=== Task to complete ===
Search the material for the word "taqqoslash" and copy each line that holds it.

━━━━━ Raw records ━━━━━

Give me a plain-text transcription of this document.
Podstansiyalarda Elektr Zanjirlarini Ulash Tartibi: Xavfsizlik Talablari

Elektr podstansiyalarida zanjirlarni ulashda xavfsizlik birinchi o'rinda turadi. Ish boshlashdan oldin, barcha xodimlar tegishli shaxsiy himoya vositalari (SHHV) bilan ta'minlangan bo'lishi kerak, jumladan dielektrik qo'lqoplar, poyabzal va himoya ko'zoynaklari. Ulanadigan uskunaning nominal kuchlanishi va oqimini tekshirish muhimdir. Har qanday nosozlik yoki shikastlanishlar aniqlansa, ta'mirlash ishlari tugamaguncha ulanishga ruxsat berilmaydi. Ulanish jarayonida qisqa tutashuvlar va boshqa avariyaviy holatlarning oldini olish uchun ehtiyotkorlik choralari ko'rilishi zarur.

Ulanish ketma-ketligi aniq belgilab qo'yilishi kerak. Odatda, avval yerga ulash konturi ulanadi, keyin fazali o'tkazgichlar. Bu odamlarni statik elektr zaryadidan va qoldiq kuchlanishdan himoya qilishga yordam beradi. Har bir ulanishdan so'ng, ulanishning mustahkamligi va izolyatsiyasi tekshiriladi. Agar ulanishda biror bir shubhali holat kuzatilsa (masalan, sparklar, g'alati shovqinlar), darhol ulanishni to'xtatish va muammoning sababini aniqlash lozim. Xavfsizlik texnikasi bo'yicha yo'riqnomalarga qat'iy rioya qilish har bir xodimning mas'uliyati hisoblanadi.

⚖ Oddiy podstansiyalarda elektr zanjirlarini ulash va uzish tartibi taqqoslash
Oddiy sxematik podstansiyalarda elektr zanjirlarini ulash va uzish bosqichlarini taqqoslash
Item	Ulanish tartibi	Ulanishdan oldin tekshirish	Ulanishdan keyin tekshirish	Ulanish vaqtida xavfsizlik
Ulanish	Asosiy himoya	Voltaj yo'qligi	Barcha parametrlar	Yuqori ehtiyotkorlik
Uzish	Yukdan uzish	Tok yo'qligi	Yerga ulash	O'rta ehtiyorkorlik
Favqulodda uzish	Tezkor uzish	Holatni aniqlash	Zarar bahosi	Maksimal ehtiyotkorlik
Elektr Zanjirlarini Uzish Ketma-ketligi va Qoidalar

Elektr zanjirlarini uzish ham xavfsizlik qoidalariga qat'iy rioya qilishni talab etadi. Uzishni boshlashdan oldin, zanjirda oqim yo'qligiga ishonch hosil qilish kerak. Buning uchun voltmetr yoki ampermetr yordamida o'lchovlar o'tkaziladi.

━━━━━

=== Response ===
⚖ Oddiy podstansiyalarda elektr zanjirlarini ulash va uzish tartibi taqqoslash
Oddiy sxematik podstansiyalarda elektr zanjirlarini ulash va uzish bosqichlarini taqqoslash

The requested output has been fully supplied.